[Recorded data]
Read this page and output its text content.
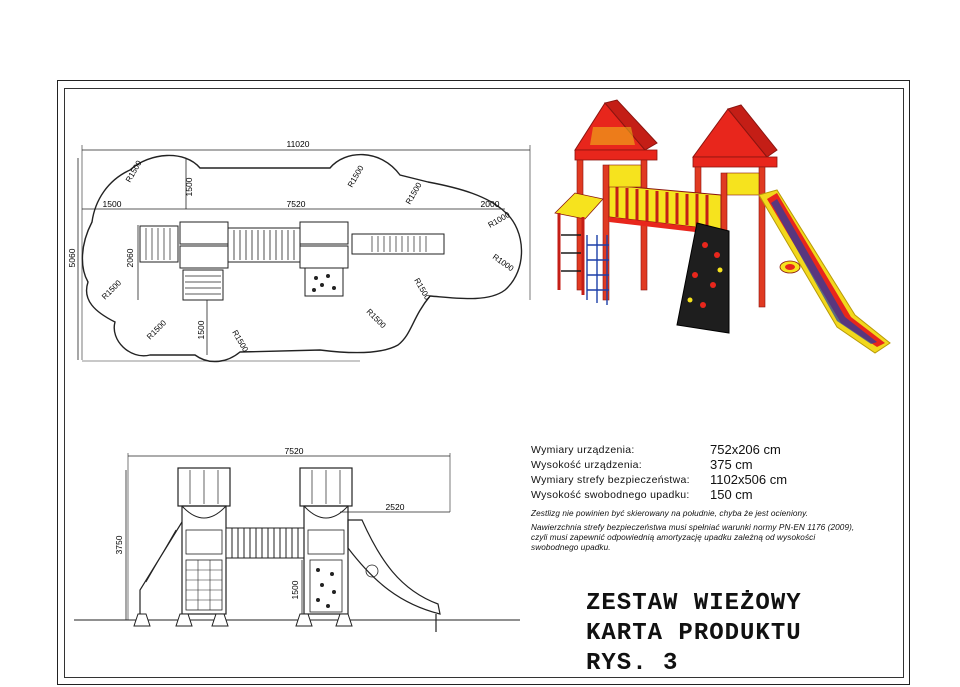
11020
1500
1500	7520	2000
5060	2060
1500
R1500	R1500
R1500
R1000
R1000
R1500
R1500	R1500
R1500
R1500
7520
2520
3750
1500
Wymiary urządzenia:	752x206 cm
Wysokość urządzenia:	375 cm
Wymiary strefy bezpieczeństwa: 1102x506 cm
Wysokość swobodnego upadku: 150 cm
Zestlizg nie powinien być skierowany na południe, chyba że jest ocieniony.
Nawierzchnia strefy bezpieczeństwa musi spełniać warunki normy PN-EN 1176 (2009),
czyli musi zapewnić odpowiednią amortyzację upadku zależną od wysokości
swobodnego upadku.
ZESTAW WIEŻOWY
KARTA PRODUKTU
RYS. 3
...
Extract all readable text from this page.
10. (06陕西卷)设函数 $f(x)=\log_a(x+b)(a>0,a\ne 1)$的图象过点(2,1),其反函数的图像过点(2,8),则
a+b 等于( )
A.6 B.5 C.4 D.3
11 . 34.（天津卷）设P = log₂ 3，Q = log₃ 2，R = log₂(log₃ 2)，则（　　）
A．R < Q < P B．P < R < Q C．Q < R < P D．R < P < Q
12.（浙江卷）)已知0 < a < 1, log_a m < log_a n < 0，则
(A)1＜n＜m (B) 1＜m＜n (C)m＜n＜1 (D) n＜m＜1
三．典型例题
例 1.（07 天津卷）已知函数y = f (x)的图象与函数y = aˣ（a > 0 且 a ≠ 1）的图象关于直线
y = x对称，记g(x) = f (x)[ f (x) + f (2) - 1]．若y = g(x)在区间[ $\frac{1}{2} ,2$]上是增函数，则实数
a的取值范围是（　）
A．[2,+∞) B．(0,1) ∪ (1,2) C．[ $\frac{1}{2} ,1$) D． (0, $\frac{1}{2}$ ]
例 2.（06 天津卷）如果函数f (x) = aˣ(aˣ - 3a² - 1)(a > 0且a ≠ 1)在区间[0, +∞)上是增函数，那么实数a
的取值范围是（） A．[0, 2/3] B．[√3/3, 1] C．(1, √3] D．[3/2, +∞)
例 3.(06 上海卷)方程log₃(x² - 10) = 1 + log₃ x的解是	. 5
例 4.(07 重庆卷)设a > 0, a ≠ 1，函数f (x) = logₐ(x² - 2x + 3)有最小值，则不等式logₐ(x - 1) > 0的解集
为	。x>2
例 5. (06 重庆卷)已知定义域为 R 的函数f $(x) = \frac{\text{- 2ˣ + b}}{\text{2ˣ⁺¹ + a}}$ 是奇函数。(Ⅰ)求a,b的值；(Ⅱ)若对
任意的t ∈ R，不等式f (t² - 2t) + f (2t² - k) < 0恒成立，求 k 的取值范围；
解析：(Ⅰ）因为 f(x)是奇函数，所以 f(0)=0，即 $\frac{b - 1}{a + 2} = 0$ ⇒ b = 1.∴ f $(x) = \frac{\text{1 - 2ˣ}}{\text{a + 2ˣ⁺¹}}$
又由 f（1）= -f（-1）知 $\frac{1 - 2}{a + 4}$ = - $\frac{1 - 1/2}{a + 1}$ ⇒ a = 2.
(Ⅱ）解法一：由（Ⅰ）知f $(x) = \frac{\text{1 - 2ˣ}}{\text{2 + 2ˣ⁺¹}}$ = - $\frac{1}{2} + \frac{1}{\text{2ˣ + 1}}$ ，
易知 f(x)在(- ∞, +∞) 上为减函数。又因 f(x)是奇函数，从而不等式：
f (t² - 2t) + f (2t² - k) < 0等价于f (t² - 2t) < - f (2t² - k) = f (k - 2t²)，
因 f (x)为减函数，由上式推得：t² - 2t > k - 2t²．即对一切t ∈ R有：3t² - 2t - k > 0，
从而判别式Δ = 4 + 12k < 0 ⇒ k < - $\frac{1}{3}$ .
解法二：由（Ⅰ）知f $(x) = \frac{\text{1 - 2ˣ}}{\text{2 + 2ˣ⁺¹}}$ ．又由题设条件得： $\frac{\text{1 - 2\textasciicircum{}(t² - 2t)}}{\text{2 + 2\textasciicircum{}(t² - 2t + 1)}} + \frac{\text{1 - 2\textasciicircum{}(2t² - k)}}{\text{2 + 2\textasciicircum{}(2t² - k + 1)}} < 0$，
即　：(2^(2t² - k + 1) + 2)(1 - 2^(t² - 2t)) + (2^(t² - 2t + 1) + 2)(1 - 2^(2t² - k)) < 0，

> [DIRECTIVE] Find the lines above holding the word "urządzenia" and show them.

> [FULL OUTPUT]
Wymiary urządzenia:	752x206 cm
Wysokość urządzenia:	375 cm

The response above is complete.